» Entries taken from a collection

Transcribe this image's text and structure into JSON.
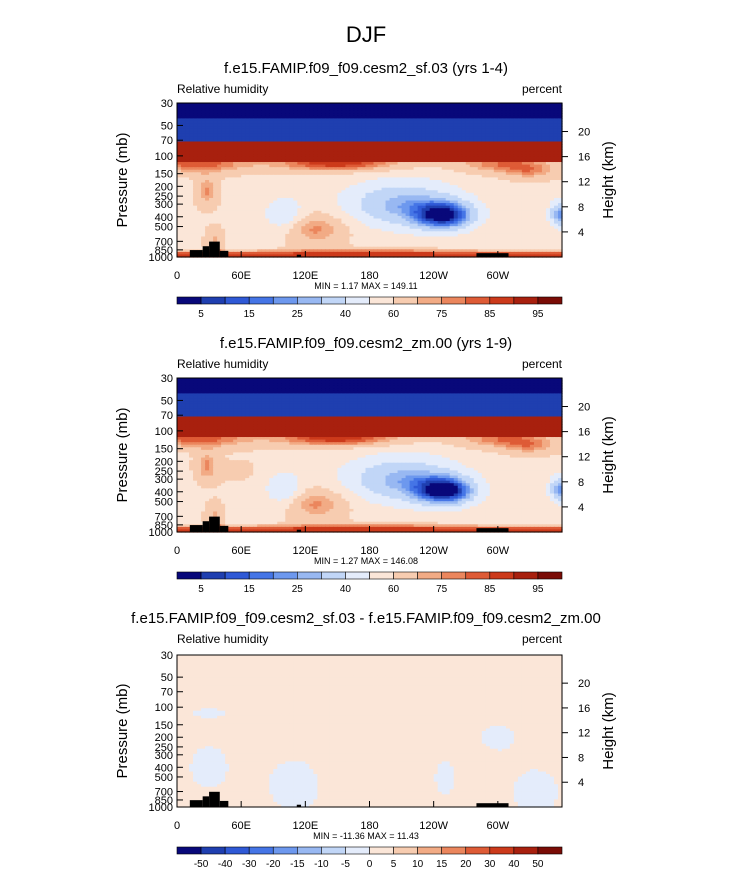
{
  "figure_title": "DJF",
  "colors": {
    "rh_levels": [
      "#08087a",
      "#1f3fb0",
      "#2f59d6",
      "#4575e6",
      "#6d98ee",
      "#98b8f2",
      "#c1d6f7",
      "#e4ecfb",
      "#fbe6d8",
      "#f7ccb0",
      "#f2ab85",
      "#eb865d",
      "#de5b36",
      "#cc3a1b",
      "#a8200e",
      "#7a0c06"
    ],
    "diff_levels": [
      "#08087a",
      "#1f3fb0",
      "#2f59d6",
      "#4575e6",
      "#6d98ee",
      "#98b8f2",
      "#c1d6f7",
      "#e4ecfb",
      "#fbe6d8",
      "#f7ccb0",
      "#f2ab85",
      "#eb865d",
      "#de5b36",
      "#cc3a1b",
      "#a8200e",
      "#7a0c06"
    ],
    "topography": "#000000"
  },
  "chart_data": [
    {
      "type": "heatmap",
      "title": "f.e15.FAMIP.f09_f09.cesm2_sf.03 (yrs 1-4)",
      "left_label": "Relative humidity",
      "right_label": "percent",
      "ylabel": "Pressure (mb)",
      "ylabel_right": "Height (km)",
      "x_ticks": [
        "0",
        "60E",
        "120E",
        "180",
        "120W",
        "60W"
      ],
      "y_ticks": [
        "1000",
        "850",
        "700",
        "500",
        "400",
        "300",
        "250",
        "200",
        "150",
        "100",
        "70",
        "50",
        "30"
      ],
      "y_ticks_right": [
        "4",
        "8",
        "12",
        "16",
        "20"
      ],
      "ylim": [
        1000,
        30
      ],
      "min_max": "MIN =   1.17  MAX = 149.11",
      "colorbar_labels": [
        "5",
        "15",
        "25",
        "40",
        "60",
        "75",
        "85",
        "95"
      ],
      "field": "rh_sf"
    },
    {
      "type": "heatmap",
      "title": "f.e15.FAMIP.f09_f09.cesm2_zm.00 (yrs 1-9)",
      "left_label": "Relative humidity",
      "right_label": "percent",
      "ylabel": "Pressure (mb)",
      "ylabel_right": "Height (km)",
      "x_ticks": [
        "0",
        "60E",
        "120E",
        "180",
        "120W",
        "60W"
      ],
      "y_ticks": [
        "1000",
        "850",
        "700",
        "500",
        "400",
        "300",
        "250",
        "200",
        "150",
        "100",
        "70",
        "50",
        "30"
      ],
      "y_ticks_right": [
        "4",
        "8",
        "12",
        "16",
        "20"
      ],
      "ylim": [
        1000,
        30
      ],
      "min_max": "MIN =   1.27  MAX = 146.08",
      "colorbar_labels": [
        "5",
        "15",
        "25",
        "40",
        "60",
        "75",
        "85",
        "95"
      ],
      "field": "rh_zm"
    },
    {
      "type": "heatmap",
      "title": "f.e15.FAMIP.f09_f09.cesm2_sf.03 - f.e15.FAMIP.f09_f09.cesm2_zm.00",
      "left_label": "Relative humidity",
      "right_label": "percent",
      "ylabel": "Pressure (mb)",
      "ylabel_right": "Height (km)",
      "x_ticks": [
        "0",
        "60E",
        "120E",
        "180",
        "120W",
        "60W"
      ],
      "y_ticks": [
        "1000",
        "850",
        "700",
        "500",
        "400",
        "300",
        "250",
        "200",
        "150",
        "100",
        "70",
        "50",
        "30"
      ],
      "y_ticks_right": [
        "4",
        "8",
        "12",
        "16",
        "20"
      ],
      "ylim": [
        1000,
        30
      ],
      "min_max": "MIN = -11.36  MAX =  11.43",
      "colorbar_labels": [
        "-50",
        "-40",
        "-30",
        "-20",
        "-15",
        "-10",
        "-5",
        "0",
        "5",
        "10",
        "15",
        "20",
        "30",
        "40",
        "50"
      ],
      "field": "diff"
    }
  ]
}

» INSTRUCTIONS FOR THE TASK
Write out all the entries again, word for word, and print no images.

» THE SOLUTION
Transcribe this image's text and structure into JSON.
{
  "figure_title": "DJF",
  "colors": {
    "rh_levels": [
      "#08087a",
      "#1f3fb0",
      "#2f59d6",
      "#4575e6",
      "#6d98ee",
      "#98b8f2",
      "#c1d6f7",
      "#e4ecfb",
      "#fbe6d8",
      "#f7ccb0",
      "#f2ab85",
      "#eb865d",
      "#de5b36",
      "#cc3a1b",
      "#a8200e",
      "#7a0c06"
    ],
    "diff_levels": [
      "#08087a",
      "#1f3fb0",
      "#2f59d6",
      "#4575e6",
      "#6d98ee",
      "#98b8f2",
      "#c1d6f7",
      "#e4ecfb",
      "#fbe6d8",
      "#f7ccb0",
      "#f2ab85",
      "#eb865d",
      "#de5b36",
      "#cc3a1b",
      "#a8200e",
      "#7a0c06"
    ],
    "topography": "#000000"
  },
  "chart_data": [
    {
      "type": "heatmap",
      "title": "f.e15.FAMIP.f09_f09.cesm2_sf.03 (yrs 1-4)",
      "left_label": "Relative humidity",
      "right_label": "percent",
      "ylabel": "Pressure (mb)",
      "ylabel_right": "Height (km)",
      "x_ticks": [
        "0",
        "60E",
        "120E",
        "180",
        "120W",
        "60W"
      ],
      "y_ticks": [
        "1000",
        "850",
        "700",
        "500",
        "400",
        "300",
        "250",
        "200",
        "150",
        "100",
        "70",
        "50",
        "30"
      ],
      "y_ticks_right": [
        "4",
        "8",
        "12",
        "16",
        "20"
      ],
      "ylim": [
        1000,
        30
      ],
      "min_max": "MIN =   1.17  MAX = 149.11",
      "colorbar_labels": [
        "5",
        "15",
        "25",
        "40",
        "60",
        "75",
        "85",
        "95"
      ],
      "field": "rh_sf"
    },
    {
      "type": "heatmap",
      "title": "f.e15.FAMIP.f09_f09.cesm2_zm.00 (yrs 1-9)",
      "left_label": "Relative humidity",
      "right_label": "percent",
      "ylabel": "Pressure (mb)",
      "ylabel_right": "Height (km)",
      "x_ticks": [
        "0",
        "60E",
        "120E",
        "180",
        "120W",
        "60W"
      ],
      "y_ticks": [
        "1000",
        "850",
        "700",
        "500",
        "400",
        "300",
        "250",
        "200",
        "150",
        "100",
        "70",
        "50",
        "30"
      ],
      "y_ticks_right": [
        "4",
        "8",
        "12",
        "16",
        "20"
      ],
      "ylim": [
        1000,
        30
      ],
      "min_max": "MIN =   1.27  MAX = 146.08",
      "colorbar_labels": [
        "5",
        "15",
        "25",
        "40",
        "60",
        "75",
        "85",
        "95"
      ],
      "field": "rh_zm"
    },
    {
      "type": "heatmap",
      "title": "f.e15.FAMIP.f09_f09.cesm2_sf.03 - f.e15.FAMIP.f09_f09.cesm2_zm.00",
      "left_label": "Relative humidity",
      "right_label": "percent",
      "ylabel": "Pressure (mb)",
      "ylabel_right": "Height (km)",
      "x_ticks": [
        "0",
        "60E",
        "120E",
        "180",
        "120W",
        "60W"
      ],
      "y_ticks": [
        "1000",
        "850",
        "700",
        "500",
        "400",
        "300",
        "250",
        "200",
        "150",
        "100",
        "70",
        "50",
        "30"
      ],
      "y_ticks_right": [
        "4",
        "8",
        "12",
        "16",
        "20"
      ],
      "ylim": [
        1000,
        30
      ],
      "min_max": "MIN = -11.36  MAX =  11.43",
      "colorbar_labels": [
        "-50",
        "-40",
        "-30",
        "-20",
        "-15",
        "-10",
        "-5",
        "0",
        "5",
        "10",
        "15",
        "20",
        "30",
        "40",
        "50"
      ],
      "field": "diff"
    }
  ]
}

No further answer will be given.